Required work: Your task is to filter the data below down to the lines holding "name".

***** Data section

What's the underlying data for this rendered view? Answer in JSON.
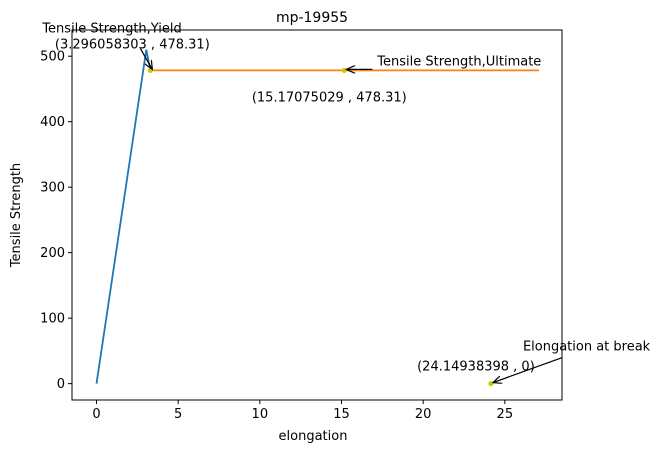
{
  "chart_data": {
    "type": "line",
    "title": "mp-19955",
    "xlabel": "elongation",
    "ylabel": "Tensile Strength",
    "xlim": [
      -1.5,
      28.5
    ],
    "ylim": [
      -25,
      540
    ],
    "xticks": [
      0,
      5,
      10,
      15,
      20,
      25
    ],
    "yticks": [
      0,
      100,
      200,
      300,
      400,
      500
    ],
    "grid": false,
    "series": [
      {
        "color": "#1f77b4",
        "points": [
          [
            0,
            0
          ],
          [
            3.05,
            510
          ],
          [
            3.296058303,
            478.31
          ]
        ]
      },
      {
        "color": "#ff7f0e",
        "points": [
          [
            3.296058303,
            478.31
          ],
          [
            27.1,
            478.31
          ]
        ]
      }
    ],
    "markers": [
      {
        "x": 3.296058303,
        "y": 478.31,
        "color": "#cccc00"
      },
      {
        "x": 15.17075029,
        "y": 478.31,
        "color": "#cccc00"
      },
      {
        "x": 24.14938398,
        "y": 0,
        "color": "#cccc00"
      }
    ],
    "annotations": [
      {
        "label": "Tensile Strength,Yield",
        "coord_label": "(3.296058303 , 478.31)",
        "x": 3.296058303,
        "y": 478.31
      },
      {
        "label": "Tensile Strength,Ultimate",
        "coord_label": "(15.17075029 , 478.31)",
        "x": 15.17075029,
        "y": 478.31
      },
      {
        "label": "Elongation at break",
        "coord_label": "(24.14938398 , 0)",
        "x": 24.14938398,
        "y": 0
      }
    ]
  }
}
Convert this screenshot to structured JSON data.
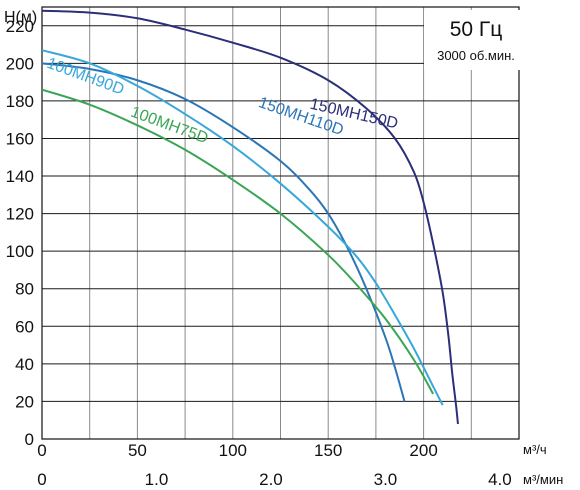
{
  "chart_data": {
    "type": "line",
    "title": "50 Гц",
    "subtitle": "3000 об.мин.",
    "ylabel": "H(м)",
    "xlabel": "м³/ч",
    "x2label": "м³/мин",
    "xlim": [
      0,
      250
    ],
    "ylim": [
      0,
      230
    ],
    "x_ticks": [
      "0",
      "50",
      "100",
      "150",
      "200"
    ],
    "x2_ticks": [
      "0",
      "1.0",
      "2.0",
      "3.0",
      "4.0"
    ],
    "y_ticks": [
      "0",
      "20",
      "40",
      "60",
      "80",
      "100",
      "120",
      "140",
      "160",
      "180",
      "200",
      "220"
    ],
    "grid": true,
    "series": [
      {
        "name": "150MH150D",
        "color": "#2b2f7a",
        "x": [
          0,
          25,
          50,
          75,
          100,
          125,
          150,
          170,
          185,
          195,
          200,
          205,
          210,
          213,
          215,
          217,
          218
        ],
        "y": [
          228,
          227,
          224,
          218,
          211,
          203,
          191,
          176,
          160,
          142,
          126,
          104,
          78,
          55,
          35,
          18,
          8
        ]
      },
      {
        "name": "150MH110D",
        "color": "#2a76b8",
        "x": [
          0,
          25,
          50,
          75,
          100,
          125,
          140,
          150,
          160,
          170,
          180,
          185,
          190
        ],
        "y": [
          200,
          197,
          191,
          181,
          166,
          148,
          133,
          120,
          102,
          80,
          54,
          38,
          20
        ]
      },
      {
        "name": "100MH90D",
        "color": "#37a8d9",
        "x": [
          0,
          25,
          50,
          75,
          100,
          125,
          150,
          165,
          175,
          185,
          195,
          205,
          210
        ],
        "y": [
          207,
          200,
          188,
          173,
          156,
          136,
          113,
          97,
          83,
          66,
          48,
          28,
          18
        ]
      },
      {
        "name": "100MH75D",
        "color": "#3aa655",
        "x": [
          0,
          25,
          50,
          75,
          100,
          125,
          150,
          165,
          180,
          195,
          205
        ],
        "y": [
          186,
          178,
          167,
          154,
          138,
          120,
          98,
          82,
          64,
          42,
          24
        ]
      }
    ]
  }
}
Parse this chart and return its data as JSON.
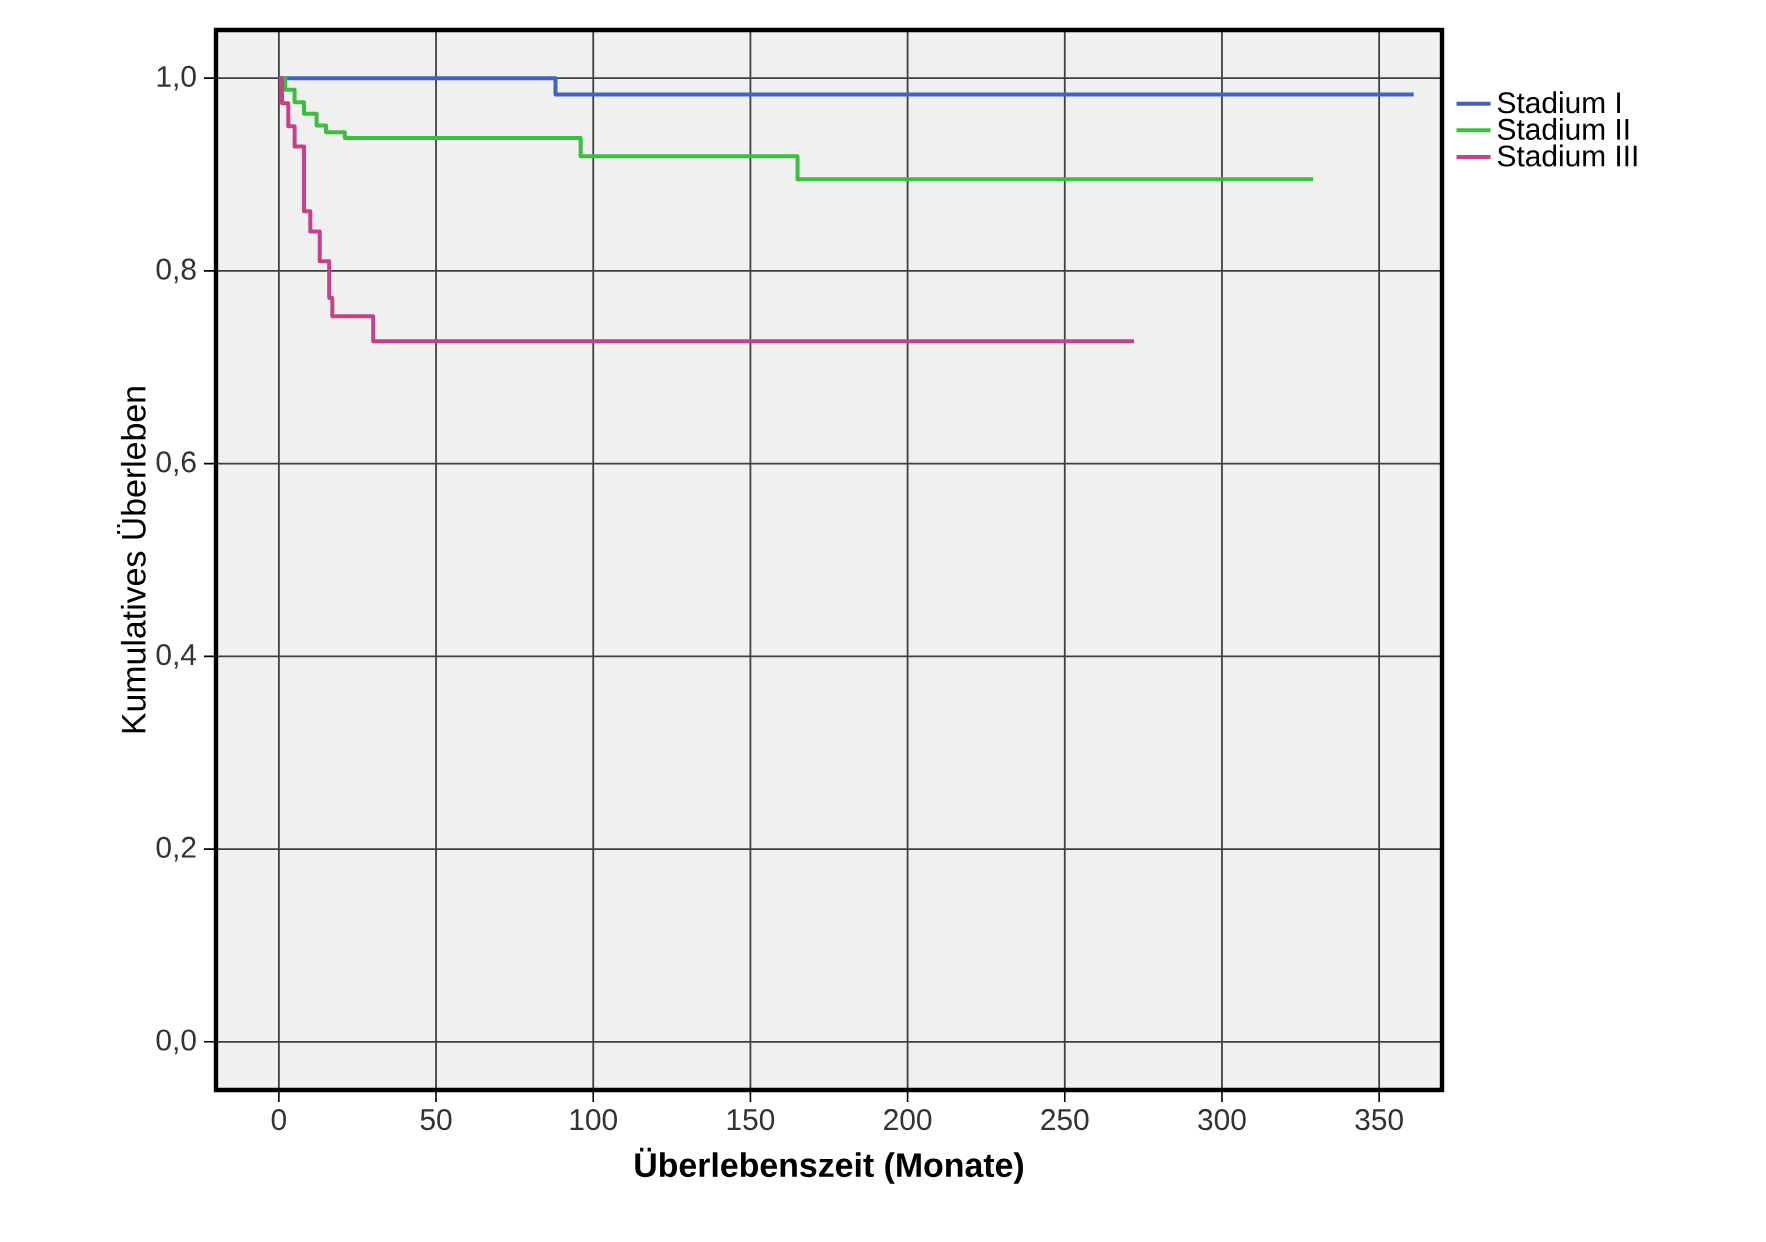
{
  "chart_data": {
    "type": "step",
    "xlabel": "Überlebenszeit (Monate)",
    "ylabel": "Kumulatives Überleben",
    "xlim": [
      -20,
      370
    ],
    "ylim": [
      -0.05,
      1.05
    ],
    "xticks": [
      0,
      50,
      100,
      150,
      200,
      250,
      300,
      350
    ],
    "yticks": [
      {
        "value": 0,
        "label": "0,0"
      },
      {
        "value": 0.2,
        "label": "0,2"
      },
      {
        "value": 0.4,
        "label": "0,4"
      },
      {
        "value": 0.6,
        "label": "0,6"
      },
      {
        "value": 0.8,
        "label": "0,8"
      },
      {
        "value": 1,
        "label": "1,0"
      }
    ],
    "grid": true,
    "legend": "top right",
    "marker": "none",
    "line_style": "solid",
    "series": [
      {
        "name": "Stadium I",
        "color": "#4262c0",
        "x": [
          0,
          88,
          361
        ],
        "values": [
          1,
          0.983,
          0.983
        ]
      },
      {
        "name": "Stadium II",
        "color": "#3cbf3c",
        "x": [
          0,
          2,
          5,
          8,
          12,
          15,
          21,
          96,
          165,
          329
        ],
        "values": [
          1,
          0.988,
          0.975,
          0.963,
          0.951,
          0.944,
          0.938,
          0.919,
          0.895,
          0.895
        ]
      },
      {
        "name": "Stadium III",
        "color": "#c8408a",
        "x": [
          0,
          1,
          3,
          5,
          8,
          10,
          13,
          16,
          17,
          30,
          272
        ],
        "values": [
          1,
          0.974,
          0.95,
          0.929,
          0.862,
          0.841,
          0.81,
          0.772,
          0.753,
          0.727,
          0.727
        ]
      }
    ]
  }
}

**********
***** Data section

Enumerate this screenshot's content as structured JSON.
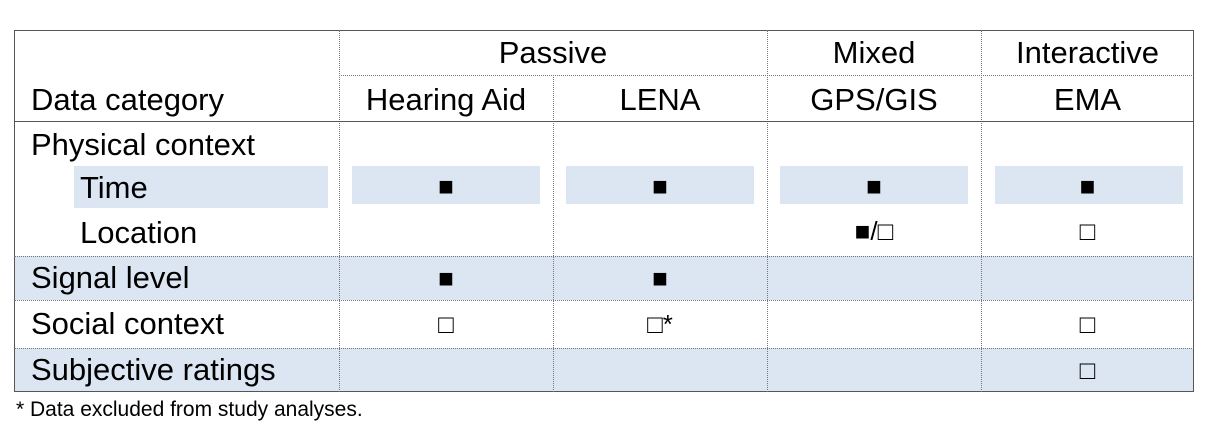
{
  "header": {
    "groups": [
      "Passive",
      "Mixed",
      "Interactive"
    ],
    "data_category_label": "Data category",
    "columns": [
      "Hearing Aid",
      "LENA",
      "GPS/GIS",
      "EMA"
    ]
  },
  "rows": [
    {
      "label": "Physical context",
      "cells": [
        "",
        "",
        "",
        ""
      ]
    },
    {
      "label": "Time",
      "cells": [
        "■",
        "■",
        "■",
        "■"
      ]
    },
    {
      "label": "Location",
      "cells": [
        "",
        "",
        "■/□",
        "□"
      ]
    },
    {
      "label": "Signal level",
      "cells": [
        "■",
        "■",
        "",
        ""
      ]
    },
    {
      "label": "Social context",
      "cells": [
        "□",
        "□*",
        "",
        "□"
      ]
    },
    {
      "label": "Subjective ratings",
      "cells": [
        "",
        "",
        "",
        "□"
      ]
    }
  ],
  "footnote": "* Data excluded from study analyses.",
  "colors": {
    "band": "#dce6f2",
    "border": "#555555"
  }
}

**********

Result below:
        "name": "150MH150D",
        "name": "150MH110D",
        "name": "100MH90D",
        "name": "100MH75D",
        "name": "Stadium I",
        "name": "Stadium II",
        "name": "Stadium III",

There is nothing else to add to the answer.